# Written problem
Switch "Patent image size" to "Drawing dimensions" throughout all of the items, and reproduce the lines otherwise unchanged.

Extracted data entries:
________________
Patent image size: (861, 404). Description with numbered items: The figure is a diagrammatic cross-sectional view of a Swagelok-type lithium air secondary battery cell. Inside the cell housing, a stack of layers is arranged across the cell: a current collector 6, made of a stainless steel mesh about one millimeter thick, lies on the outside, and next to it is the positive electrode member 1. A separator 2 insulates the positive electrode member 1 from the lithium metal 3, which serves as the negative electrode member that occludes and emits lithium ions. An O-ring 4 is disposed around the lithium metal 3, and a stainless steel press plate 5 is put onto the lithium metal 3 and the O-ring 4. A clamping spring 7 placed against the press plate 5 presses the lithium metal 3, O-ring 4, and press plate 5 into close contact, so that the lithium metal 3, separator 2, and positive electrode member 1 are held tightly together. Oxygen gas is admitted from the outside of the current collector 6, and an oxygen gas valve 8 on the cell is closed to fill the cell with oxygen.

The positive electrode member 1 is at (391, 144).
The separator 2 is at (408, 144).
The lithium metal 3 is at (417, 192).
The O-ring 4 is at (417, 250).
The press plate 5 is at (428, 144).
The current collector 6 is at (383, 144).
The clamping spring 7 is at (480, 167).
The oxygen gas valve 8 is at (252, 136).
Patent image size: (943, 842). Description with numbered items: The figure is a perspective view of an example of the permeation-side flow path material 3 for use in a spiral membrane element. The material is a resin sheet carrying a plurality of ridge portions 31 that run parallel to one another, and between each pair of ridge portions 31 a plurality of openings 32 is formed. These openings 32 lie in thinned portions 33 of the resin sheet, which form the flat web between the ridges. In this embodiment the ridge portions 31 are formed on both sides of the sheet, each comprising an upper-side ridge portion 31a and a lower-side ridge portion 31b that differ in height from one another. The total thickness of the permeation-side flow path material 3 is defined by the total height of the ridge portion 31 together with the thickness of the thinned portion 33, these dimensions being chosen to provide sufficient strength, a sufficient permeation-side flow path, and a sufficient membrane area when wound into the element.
________________
# Final result
Drawing dimensions: (861, 404). Description with numbered items: The figure is a diagrammatic cross-sectional view of a Swagelok-type lithium air secondary battery cell. Inside the cell housing, a stack of layers is arranged across the cell: a current collector 6, made of a stainless steel mesh about one millimeter thick, lies on the outside, and next to it is the positive electrode member 1. A separator 2 insulates the positive electrode member 1 from the lithium metal 3, which serves as the negative electrode member that occludes and emits lithium ions. An O-ring 4 is disposed around the lithium metal 3, and a stainless steel press plate 5 is put onto the lithium metal 3 and the O-ring 4. A clamping spring 7 placed against the press plate 5 presses the lithium metal 3, O-ring 4, and press plate 5 into close contact, so that the lithium metal 3, separator 2, and positive electrode member 1 are held tightly together. Oxygen gas is admitted from the outside of the current collector 6, and an oxygen gas valve 8 on the cell is closed to fill the cell with oxygen.

The positive electrode member 1 is at (391, 144).
The separator 2 is at (408, 144).
The lithium metal 3 is at (417, 192).
The O-ring 4 is at (417, 250).
The press plate 5 is at (428, 144).
The current collector 6 is at (383, 144).
The clamping spring 7 is at (480, 167).
The oxygen gas valve 8 is at (252, 136).
Drawing dimensions: (943, 842). Description with numbered items: The figure is a perspective view of an example of the permeation-side flow path material 3 for use in a spiral membrane element. The material is a resin sheet carrying a plurality of ridge portions 31 that run parallel to one another, and between each pair of ridge portions 31 a plurality of openings 32 is formed. These openings 32 lie in thinned portions 33 of the resin sheet, which form the flat web between the ridges. In this embodiment the ridge portions 31 are formed on both sides of the sheet, each comprising an upper-side ridge portion 31a and a lower-side ridge portion 31b that differ in height from one another. The total thickness of the permeation-side flow path material 3 is defined by the total height of the ridge portion 31 together with the thickness of the thinned portion 33, these dimensions being chosen to provide sufficient strength, a sufficient permeation-side flow path, and a sufficient membrane area when wound into the element.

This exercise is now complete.